*EXERCISE DESCRIPTION*.
From the records below, determine the number of lines containing "zwei". Output that number alone.
==== RECORDS SHOWN ====
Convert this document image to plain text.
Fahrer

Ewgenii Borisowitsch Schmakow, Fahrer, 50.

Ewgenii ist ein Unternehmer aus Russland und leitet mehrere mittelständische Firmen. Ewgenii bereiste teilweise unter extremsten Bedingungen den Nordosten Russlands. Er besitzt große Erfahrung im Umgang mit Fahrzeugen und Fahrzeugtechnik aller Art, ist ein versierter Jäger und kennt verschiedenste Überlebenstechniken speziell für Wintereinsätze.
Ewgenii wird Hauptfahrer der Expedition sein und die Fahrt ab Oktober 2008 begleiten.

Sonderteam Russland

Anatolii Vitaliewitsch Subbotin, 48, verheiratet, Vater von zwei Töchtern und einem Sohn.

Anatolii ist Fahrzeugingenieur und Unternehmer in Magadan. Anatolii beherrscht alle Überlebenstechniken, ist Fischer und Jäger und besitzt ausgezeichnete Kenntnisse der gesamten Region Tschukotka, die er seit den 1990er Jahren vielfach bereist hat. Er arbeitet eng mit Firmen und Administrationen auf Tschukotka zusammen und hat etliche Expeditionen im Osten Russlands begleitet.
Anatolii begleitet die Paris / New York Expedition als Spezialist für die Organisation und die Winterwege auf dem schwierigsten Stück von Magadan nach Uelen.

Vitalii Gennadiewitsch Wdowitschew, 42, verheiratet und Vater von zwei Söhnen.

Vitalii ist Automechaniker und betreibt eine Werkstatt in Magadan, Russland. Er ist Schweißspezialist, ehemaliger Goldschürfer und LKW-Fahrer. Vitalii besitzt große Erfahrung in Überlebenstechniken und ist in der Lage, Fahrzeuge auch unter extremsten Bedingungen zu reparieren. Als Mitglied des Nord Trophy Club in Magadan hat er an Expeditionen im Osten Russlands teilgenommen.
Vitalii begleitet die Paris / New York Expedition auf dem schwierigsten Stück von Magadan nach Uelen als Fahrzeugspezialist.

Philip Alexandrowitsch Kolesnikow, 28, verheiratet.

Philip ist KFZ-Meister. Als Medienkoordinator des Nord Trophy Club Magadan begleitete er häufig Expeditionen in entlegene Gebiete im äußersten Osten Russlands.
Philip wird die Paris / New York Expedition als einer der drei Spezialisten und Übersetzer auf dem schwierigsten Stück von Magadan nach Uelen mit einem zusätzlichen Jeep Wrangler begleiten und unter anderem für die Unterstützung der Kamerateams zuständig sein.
====
*ANSWER FOR THE TASK*.
2